**TASK TO CARRY OUT**:
Don't copy the pictures; return every other part of the records exactly.

**TASK INPUTS**:
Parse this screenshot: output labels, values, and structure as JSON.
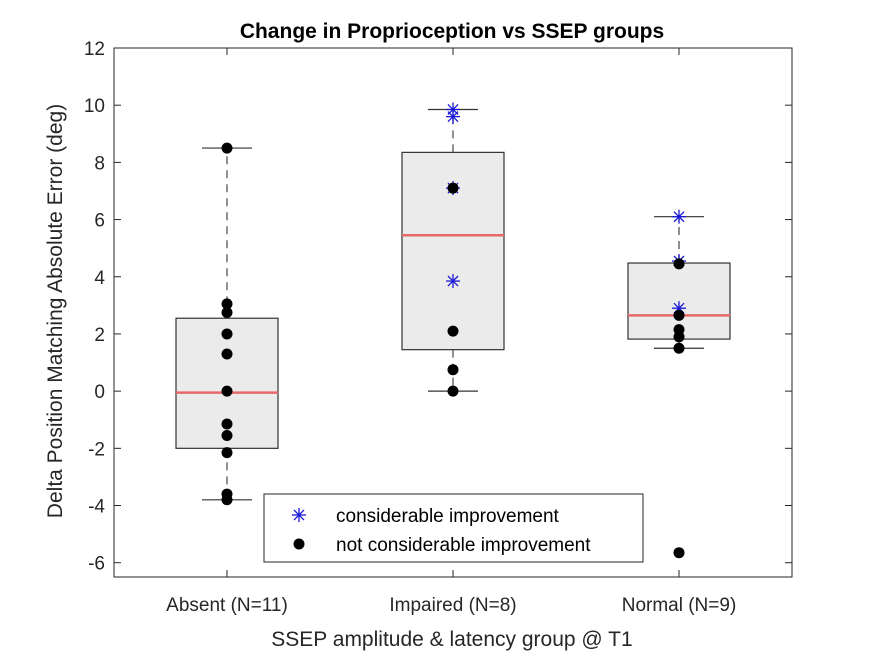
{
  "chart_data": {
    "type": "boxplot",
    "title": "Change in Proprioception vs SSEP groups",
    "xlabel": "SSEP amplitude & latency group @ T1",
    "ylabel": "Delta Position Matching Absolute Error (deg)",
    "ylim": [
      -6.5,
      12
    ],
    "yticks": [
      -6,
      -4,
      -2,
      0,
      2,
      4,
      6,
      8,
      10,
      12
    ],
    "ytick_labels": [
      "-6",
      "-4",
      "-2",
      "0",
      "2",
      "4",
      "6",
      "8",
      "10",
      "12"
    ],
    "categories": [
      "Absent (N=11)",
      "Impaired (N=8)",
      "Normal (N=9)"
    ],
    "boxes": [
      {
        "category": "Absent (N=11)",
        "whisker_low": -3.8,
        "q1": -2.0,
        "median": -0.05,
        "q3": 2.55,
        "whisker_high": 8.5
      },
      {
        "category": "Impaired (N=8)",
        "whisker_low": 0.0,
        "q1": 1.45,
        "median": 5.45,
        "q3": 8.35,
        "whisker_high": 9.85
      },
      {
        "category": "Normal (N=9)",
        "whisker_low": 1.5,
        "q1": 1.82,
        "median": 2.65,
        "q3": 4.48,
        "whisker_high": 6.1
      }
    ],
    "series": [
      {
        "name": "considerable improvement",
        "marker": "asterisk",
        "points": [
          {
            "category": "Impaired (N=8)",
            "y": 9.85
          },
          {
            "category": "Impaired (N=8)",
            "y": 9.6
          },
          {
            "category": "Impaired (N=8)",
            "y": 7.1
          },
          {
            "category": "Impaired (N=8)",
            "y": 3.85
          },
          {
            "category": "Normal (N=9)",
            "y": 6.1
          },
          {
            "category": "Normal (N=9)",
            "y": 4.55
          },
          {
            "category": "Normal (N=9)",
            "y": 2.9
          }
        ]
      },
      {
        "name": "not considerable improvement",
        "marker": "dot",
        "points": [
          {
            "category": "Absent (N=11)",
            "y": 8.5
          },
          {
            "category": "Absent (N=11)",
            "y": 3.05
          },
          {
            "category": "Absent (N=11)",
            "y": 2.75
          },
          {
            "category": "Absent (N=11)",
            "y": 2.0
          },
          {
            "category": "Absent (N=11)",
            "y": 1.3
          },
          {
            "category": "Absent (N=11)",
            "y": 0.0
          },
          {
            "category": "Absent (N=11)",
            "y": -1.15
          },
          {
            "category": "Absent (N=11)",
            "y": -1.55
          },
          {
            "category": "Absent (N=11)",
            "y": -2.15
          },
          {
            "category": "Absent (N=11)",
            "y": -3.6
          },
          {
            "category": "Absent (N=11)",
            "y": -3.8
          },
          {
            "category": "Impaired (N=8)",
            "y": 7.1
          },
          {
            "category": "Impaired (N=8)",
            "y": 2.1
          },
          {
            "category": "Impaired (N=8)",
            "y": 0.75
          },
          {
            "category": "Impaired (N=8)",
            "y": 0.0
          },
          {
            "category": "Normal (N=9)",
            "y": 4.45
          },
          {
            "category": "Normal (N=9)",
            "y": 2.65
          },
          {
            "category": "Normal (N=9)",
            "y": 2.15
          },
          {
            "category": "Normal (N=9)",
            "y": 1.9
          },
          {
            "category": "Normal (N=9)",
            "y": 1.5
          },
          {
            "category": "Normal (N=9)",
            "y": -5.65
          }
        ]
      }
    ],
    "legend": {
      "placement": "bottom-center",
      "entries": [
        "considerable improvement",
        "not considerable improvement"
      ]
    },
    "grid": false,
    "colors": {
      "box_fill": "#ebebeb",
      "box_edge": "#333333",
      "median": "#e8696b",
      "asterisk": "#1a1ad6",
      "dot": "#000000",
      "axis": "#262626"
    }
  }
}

**REPLY TO THE TASK**:
Parse this screenshot: output labels, values, and structure as JSON.
{
  "chart_data": {
    "type": "boxplot",
    "title": "Change in Proprioception vs SSEP groups",
    "xlabel": "SSEP amplitude & latency group @ T1",
    "ylabel": "Delta Position Matching Absolute Error (deg)",
    "ylim": [
      -6.5,
      12
    ],
    "yticks": [
      -6,
      -4,
      -2,
      0,
      2,
      4,
      6,
      8,
      10,
      12
    ],
    "ytick_labels": [
      "-6",
      "-4",
      "-2",
      "0",
      "2",
      "4",
      "6",
      "8",
      "10",
      "12"
    ],
    "categories": [
      "Absent (N=11)",
      "Impaired (N=8)",
      "Normal (N=9)"
    ],
    "boxes": [
      {
        "category": "Absent (N=11)",
        "whisker_low": -3.8,
        "q1": -2.0,
        "median": -0.05,
        "q3": 2.55,
        "whisker_high": 8.5
      },
      {
        "category": "Impaired (N=8)",
        "whisker_low": 0.0,
        "q1": 1.45,
        "median": 5.45,
        "q3": 8.35,
        "whisker_high": 9.85
      },
      {
        "category": "Normal (N=9)",
        "whisker_low": 1.5,
        "q1": 1.82,
        "median": 2.65,
        "q3": 4.48,
        "whisker_high": 6.1
      }
    ],
    "series": [
      {
        "name": "considerable improvement",
        "marker": "asterisk",
        "points": [
          {
            "category": "Impaired (N=8)",
            "y": 9.85
          },
          {
            "category": "Impaired (N=8)",
            "y": 9.6
          },
          {
            "category": "Impaired (N=8)",
            "y": 7.1
          },
          {
            "category": "Impaired (N=8)",
            "y": 3.85
          },
          {
            "category": "Normal (N=9)",
            "y": 6.1
          },
          {
            "category": "Normal (N=9)",
            "y": 4.55
          },
          {
            "category": "Normal (N=9)",
            "y": 2.9
          }
        ]
      },
      {
        "name": "not considerable improvement",
        "marker": "dot",
        "points": [
          {
            "category": "Absent (N=11)",
            "y": 8.5
          },
          {
            "category": "Absent (N=11)",
            "y": 3.05
          },
          {
            "category": "Absent (N=11)",
            "y": 2.75
          },
          {
            "category": "Absent (N=11)",
            "y": 2.0
          },
          {
            "category": "Absent (N=11)",
            "y": 1.3
          },
          {
            "category": "Absent (N=11)",
            "y": 0.0
          },
          {
            "category": "Absent (N=11)",
            "y": -1.15
          },
          {
            "category": "Absent (N=11)",
            "y": -1.55
          },
          {
            "category": "Absent (N=11)",
            "y": -2.15
          },
          {
            "category": "Absent (N=11)",
            "y": -3.6
          },
          {
            "category": "Absent (N=11)",
            "y": -3.8
          },
          {
            "category": "Impaired (N=8)",
            "y": 7.1
          },
          {
            "category": "Impaired (N=8)",
            "y": 2.1
          },
          {
            "category": "Impaired (N=8)",
            "y": 0.75
          },
          {
            "category": "Impaired (N=8)",
            "y": 0.0
          },
          {
            "category": "Normal (N=9)",
            "y": 4.45
          },
          {
            "category": "Normal (N=9)",
            "y": 2.65
          },
          {
            "category": "Normal (N=9)",
            "y": 2.15
          },
          {
            "category": "Normal (N=9)",
            "y": 1.9
          },
          {
            "category": "Normal (N=9)",
            "y": 1.5
          },
          {
            "category": "Normal (N=9)",
            "y": -5.65
          }
        ]
      }
    ],
    "legend": {
      "placement": "bottom-center",
      "entries": [
        "considerable improvement",
        "not considerable improvement"
      ]
    },
    "grid": false,
    "colors": {
      "box_fill": "#ebebeb",
      "box_edge": "#333333",
      "median": "#e8696b",
      "asterisk": "#1a1ad6",
      "dot": "#000000",
      "axis": "#262626"
    }
  }
}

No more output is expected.